Copy out every line that contains "data".

---------- SUPPLIED MATERIAL ----------

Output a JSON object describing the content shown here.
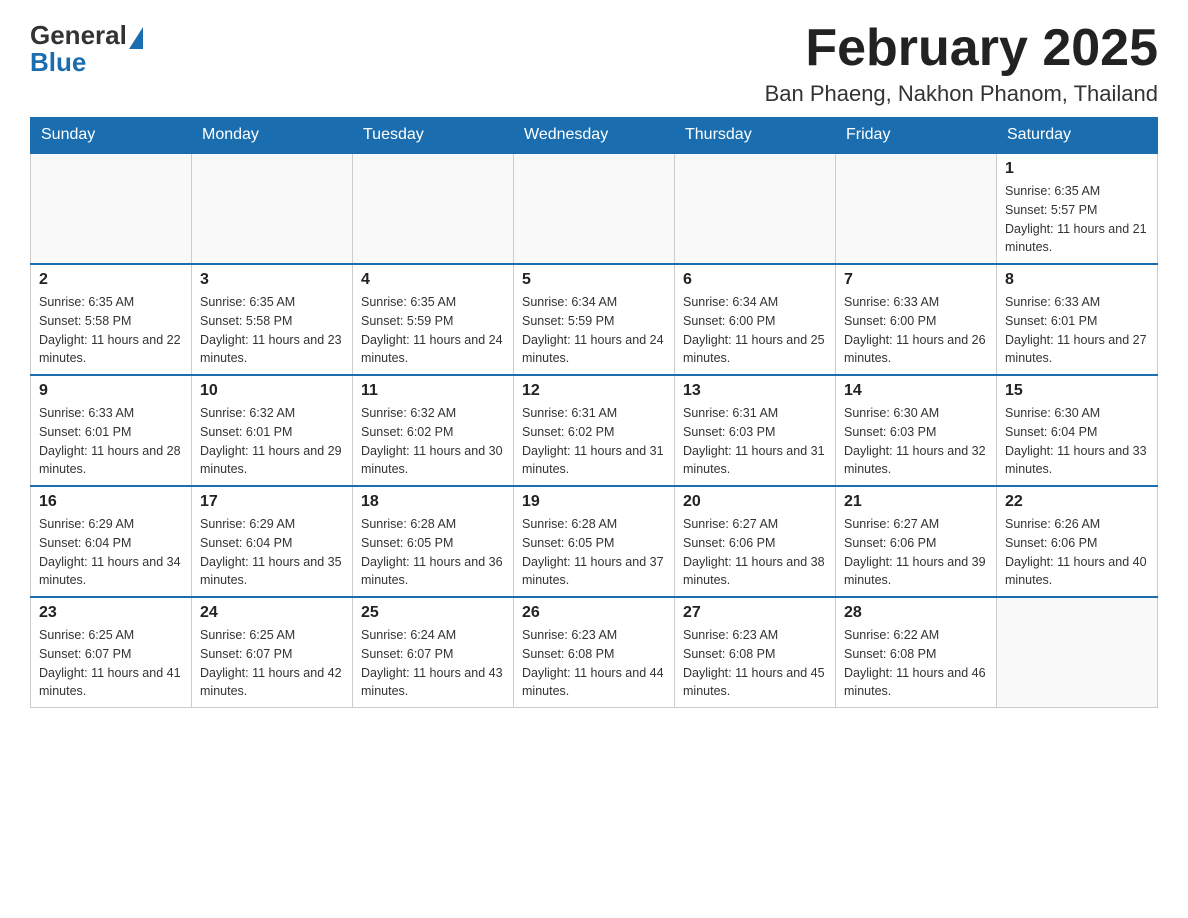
{
  "logo": {
    "general": "General",
    "blue": "Blue"
  },
  "title": "February 2025",
  "location": "Ban Phaeng, Nakhon Phanom, Thailand",
  "weekdays": [
    "Sunday",
    "Monday",
    "Tuesday",
    "Wednesday",
    "Thursday",
    "Friday",
    "Saturday"
  ],
  "weeks": [
    [
      {
        "day": "",
        "info": ""
      },
      {
        "day": "",
        "info": ""
      },
      {
        "day": "",
        "info": ""
      },
      {
        "day": "",
        "info": ""
      },
      {
        "day": "",
        "info": ""
      },
      {
        "day": "",
        "info": ""
      },
      {
        "day": "1",
        "info": "Sunrise: 6:35 AM\nSunset: 5:57 PM\nDaylight: 11 hours and 21 minutes."
      }
    ],
    [
      {
        "day": "2",
        "info": "Sunrise: 6:35 AM\nSunset: 5:58 PM\nDaylight: 11 hours and 22 minutes."
      },
      {
        "day": "3",
        "info": "Sunrise: 6:35 AM\nSunset: 5:58 PM\nDaylight: 11 hours and 23 minutes."
      },
      {
        "day": "4",
        "info": "Sunrise: 6:35 AM\nSunset: 5:59 PM\nDaylight: 11 hours and 24 minutes."
      },
      {
        "day": "5",
        "info": "Sunrise: 6:34 AM\nSunset: 5:59 PM\nDaylight: 11 hours and 24 minutes."
      },
      {
        "day": "6",
        "info": "Sunrise: 6:34 AM\nSunset: 6:00 PM\nDaylight: 11 hours and 25 minutes."
      },
      {
        "day": "7",
        "info": "Sunrise: 6:33 AM\nSunset: 6:00 PM\nDaylight: 11 hours and 26 minutes."
      },
      {
        "day": "8",
        "info": "Sunrise: 6:33 AM\nSunset: 6:01 PM\nDaylight: 11 hours and 27 minutes."
      }
    ],
    [
      {
        "day": "9",
        "info": "Sunrise: 6:33 AM\nSunset: 6:01 PM\nDaylight: 11 hours and 28 minutes."
      },
      {
        "day": "10",
        "info": "Sunrise: 6:32 AM\nSunset: 6:01 PM\nDaylight: 11 hours and 29 minutes."
      },
      {
        "day": "11",
        "info": "Sunrise: 6:32 AM\nSunset: 6:02 PM\nDaylight: 11 hours and 30 minutes."
      },
      {
        "day": "12",
        "info": "Sunrise: 6:31 AM\nSunset: 6:02 PM\nDaylight: 11 hours and 31 minutes."
      },
      {
        "day": "13",
        "info": "Sunrise: 6:31 AM\nSunset: 6:03 PM\nDaylight: 11 hours and 31 minutes."
      },
      {
        "day": "14",
        "info": "Sunrise: 6:30 AM\nSunset: 6:03 PM\nDaylight: 11 hours and 32 minutes."
      },
      {
        "day": "15",
        "info": "Sunrise: 6:30 AM\nSunset: 6:04 PM\nDaylight: 11 hours and 33 minutes."
      }
    ],
    [
      {
        "day": "16",
        "info": "Sunrise: 6:29 AM\nSunset: 6:04 PM\nDaylight: 11 hours and 34 minutes."
      },
      {
        "day": "17",
        "info": "Sunrise: 6:29 AM\nSunset: 6:04 PM\nDaylight: 11 hours and 35 minutes."
      },
      {
        "day": "18",
        "info": "Sunrise: 6:28 AM\nSunset: 6:05 PM\nDaylight: 11 hours and 36 minutes."
      },
      {
        "day": "19",
        "info": "Sunrise: 6:28 AM\nSunset: 6:05 PM\nDaylight: 11 hours and 37 minutes."
      },
      {
        "day": "20",
        "info": "Sunrise: 6:27 AM\nSunset: 6:06 PM\nDaylight: 11 hours and 38 minutes."
      },
      {
        "day": "21",
        "info": "Sunrise: 6:27 AM\nSunset: 6:06 PM\nDaylight: 11 hours and 39 minutes."
      },
      {
        "day": "22",
        "info": "Sunrise: 6:26 AM\nSunset: 6:06 PM\nDaylight: 11 hours and 40 minutes."
      }
    ],
    [
      {
        "day": "23",
        "info": "Sunrise: 6:25 AM\nSunset: 6:07 PM\nDaylight: 11 hours and 41 minutes."
      },
      {
        "day": "24",
        "info": "Sunrise: 6:25 AM\nSunset: 6:07 PM\nDaylight: 11 hours and 42 minutes."
      },
      {
        "day": "25",
        "info": "Sunrise: 6:24 AM\nSunset: 6:07 PM\nDaylight: 11 hours and 43 minutes."
      },
      {
        "day": "26",
        "info": "Sunrise: 6:23 AM\nSunset: 6:08 PM\nDaylight: 11 hours and 44 minutes."
      },
      {
        "day": "27",
        "info": "Sunrise: 6:23 AM\nSunset: 6:08 PM\nDaylight: 11 hours and 45 minutes."
      },
      {
        "day": "28",
        "info": "Sunrise: 6:22 AM\nSunset: 6:08 PM\nDaylight: 11 hours and 46 minutes."
      },
      {
        "day": "",
        "info": ""
      }
    ]
  ]
}
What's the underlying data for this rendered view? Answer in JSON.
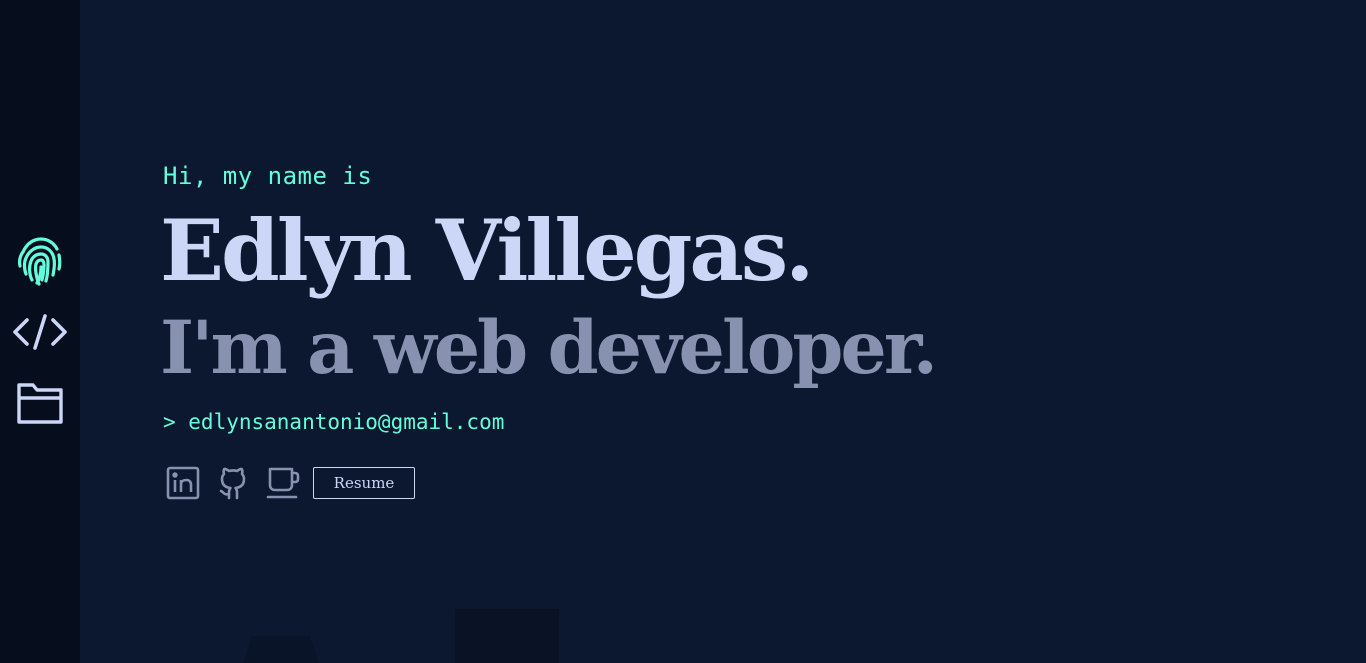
{
  "sidebar": {
    "icons": [
      {
        "name": "fingerprint-icon",
        "color": "#64ffda"
      },
      {
        "name": "code-icon",
        "color": "#ccd6f6"
      },
      {
        "name": "folder-icon",
        "color": "#ccd6f6"
      }
    ]
  },
  "hero": {
    "greeting": "Hi, my name is",
    "name": "Edlyn Villegas.",
    "tagline": "I'm a web developer.",
    "email": "> edlynsanantonio@gmail.com"
  },
  "socials": {
    "links": [
      {
        "icon": "linkedin-icon"
      },
      {
        "icon": "github-icon"
      },
      {
        "icon": "coffee-cup-icon"
      }
    ],
    "resume_label": "Resume"
  },
  "colors": {
    "background": "#0b1830",
    "sidebar": "#060d1d",
    "accent": "#64ffda",
    "heading": "#ccd6f6",
    "subheading": "#8892b0",
    "icon_muted": "#8892b0"
  }
}
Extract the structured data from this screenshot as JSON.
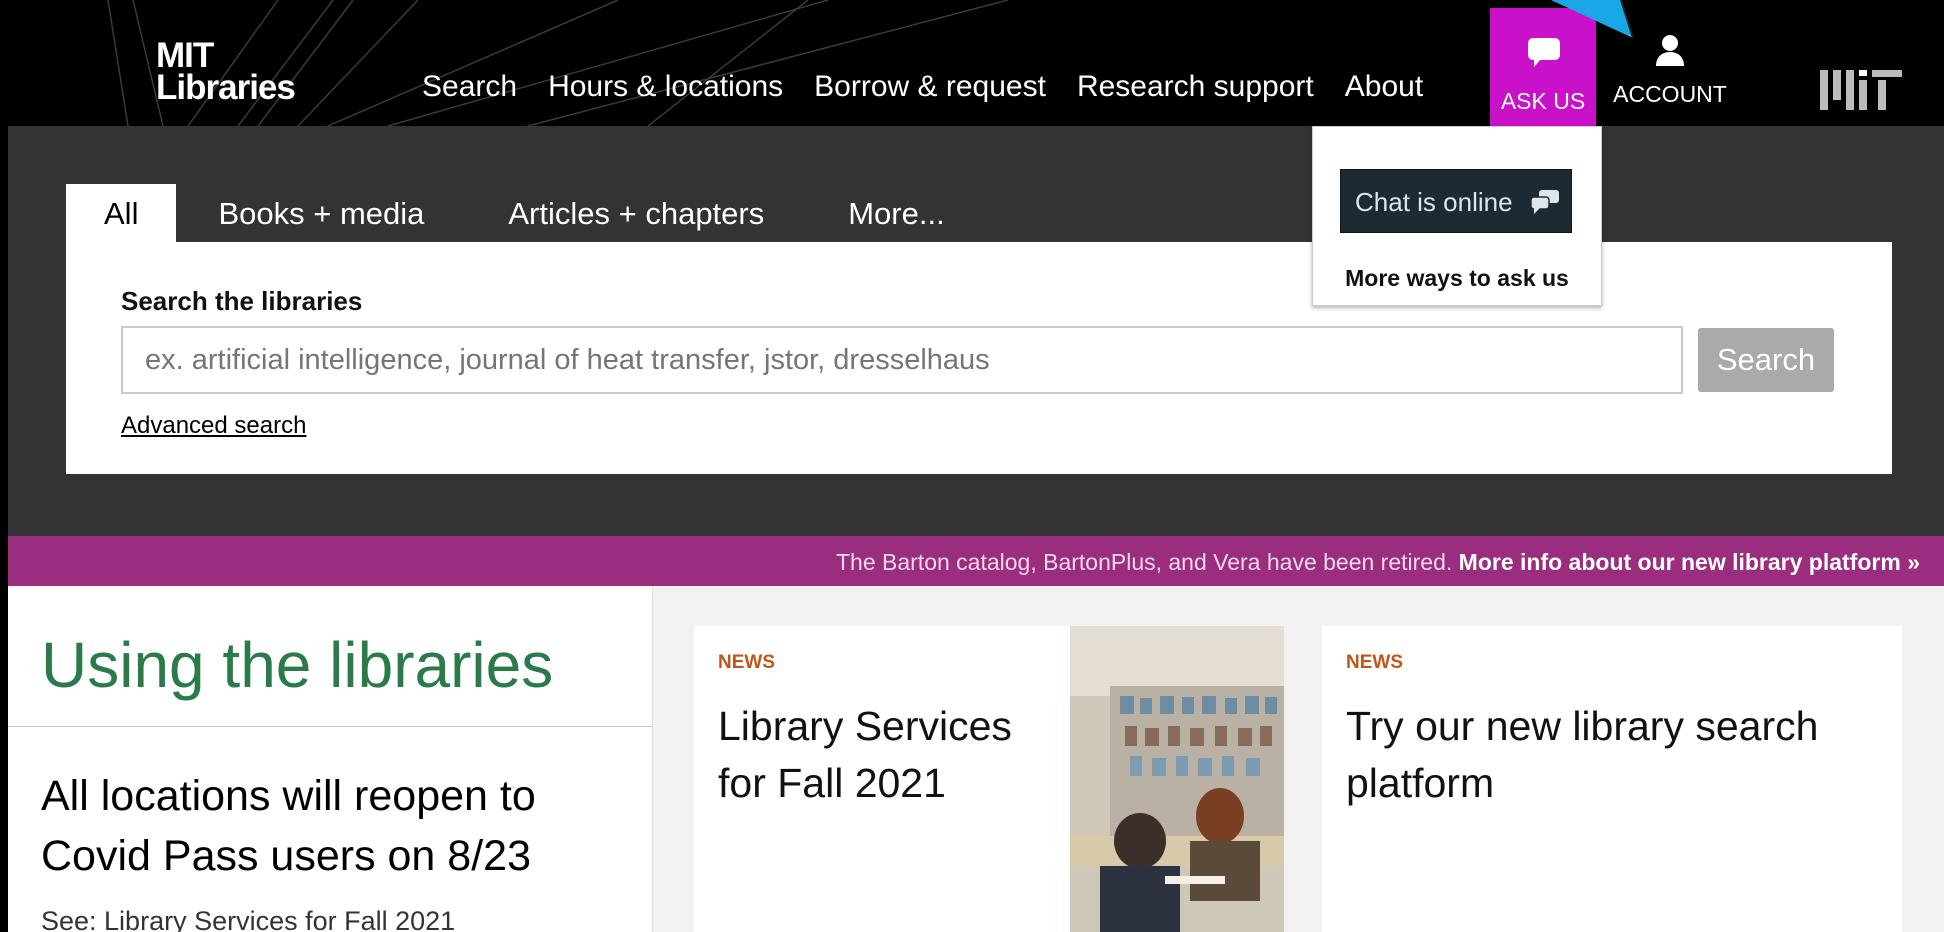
{
  "logo": {
    "line1": "MIT",
    "line2": "Libraries"
  },
  "nav": {
    "items": [
      "Search",
      "Hours & locations",
      "Borrow & request",
      "Research support",
      "About"
    ],
    "ask_us": "ASK US",
    "account": "ACCOUNT"
  },
  "search": {
    "tabs": [
      "All",
      "Books + media",
      "Articles + chapters",
      "More..."
    ],
    "label": "Search the libraries",
    "placeholder": "ex. artificial intelligence, journal of heat transfer, jstor, dresselhaus",
    "button": "Search",
    "advanced": "Advanced search"
  },
  "ask_dropdown": {
    "chat": "Chat is online",
    "more": "More ways to ask us"
  },
  "alert": {
    "text": "The Barton catalog, BartonPlus, and Vera have been retired.",
    "link": "More info about our new library platform »"
  },
  "main": {
    "heading": "Using the libraries",
    "notice": "All locations will reopen to Covid Pass users on 8/23",
    "see": "See: Library Services for Fall 2021",
    "cards": [
      {
        "tag": "NEWS",
        "title": "Library Services for Fall 2021"
      },
      {
        "tag": "NEWS",
        "title": "Try our new library search platform"
      }
    ]
  },
  "colors": {
    "ask_us_bg": "#c811c8",
    "alert_bg": "#9b2d7e",
    "heading_green": "#2a7a4a",
    "news_orange": "#c0561a"
  }
}
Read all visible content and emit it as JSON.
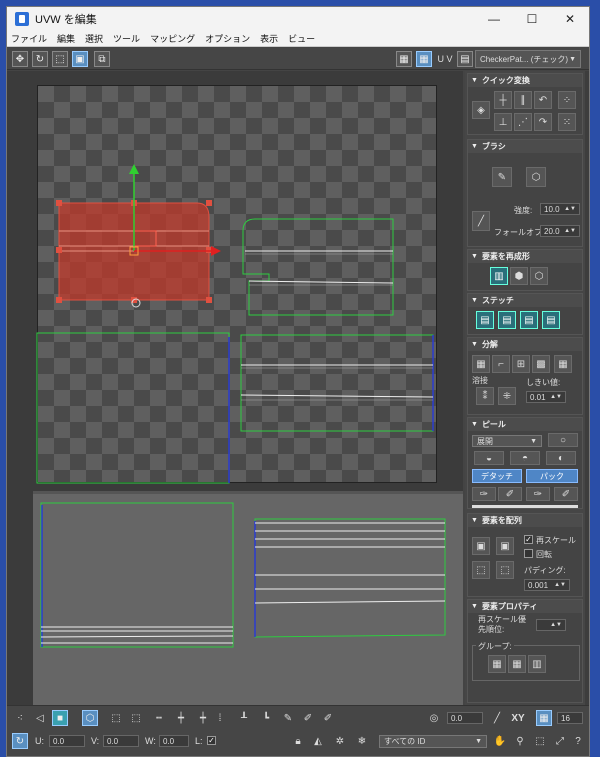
{
  "window": {
    "title": "UVW を編集",
    "minimize": "—",
    "maximize": "☐",
    "close": "✕"
  },
  "menu": [
    "ファイル",
    "編集",
    "選択",
    "ツール",
    "マッピング",
    "オプション",
    "表示",
    "ビュー"
  ],
  "toolbar": {
    "uv_label": "U V",
    "texture_dropdown": "CheckerPat... (チェック)",
    "icons": [
      "move-icon",
      "rotate-icon",
      "scale-icon",
      "freeform-icon",
      "mirror-icon"
    ]
  },
  "panel": {
    "quick_transform": {
      "title": "クイック変換"
    },
    "brush": {
      "title": "ブラシ",
      "strength_label": "強度:",
      "strength_value": "10.0",
      "falloff_label": "フォールオフ:",
      "falloff_value": "20.0"
    },
    "reshape": {
      "title": "要素を再成形"
    },
    "stitch": {
      "title": "ステッチ"
    },
    "explode": {
      "title": "分解",
      "weld_label": "溶接",
      "threshold_label": "しきい値:",
      "threshold_value": "0.01"
    },
    "peel": {
      "title": "ピール",
      "mode_value": "展開",
      "detach_label": "デタッチ",
      "pack_label": "パック"
    },
    "arrange": {
      "title": "要素を配列",
      "rescale_label": "再スケール",
      "rotate_label": "回転",
      "padding_label": "パディング:",
      "padding_value": "0.001"
    },
    "props": {
      "title": "要素プロパティ",
      "rescale_priority_label": "再スケール優\n先順位:",
      "group_label": "グループ:"
    }
  },
  "bottom": {
    "u_label": "U:",
    "u_value": "0.0",
    "v_label": "V:",
    "v_value": "0.0",
    "w_label": "W:",
    "w_value": "0.0",
    "l_label": "L:",
    "angle_value": "0.0",
    "xy_label": "XY",
    "grid_value": "16",
    "id_dropdown": "すべての ID"
  }
}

----------

RESPONSE BELOW.
What's the underlying data for this rendered view? Answer in JSON.
Extract the structured data from this screenshot as JSON.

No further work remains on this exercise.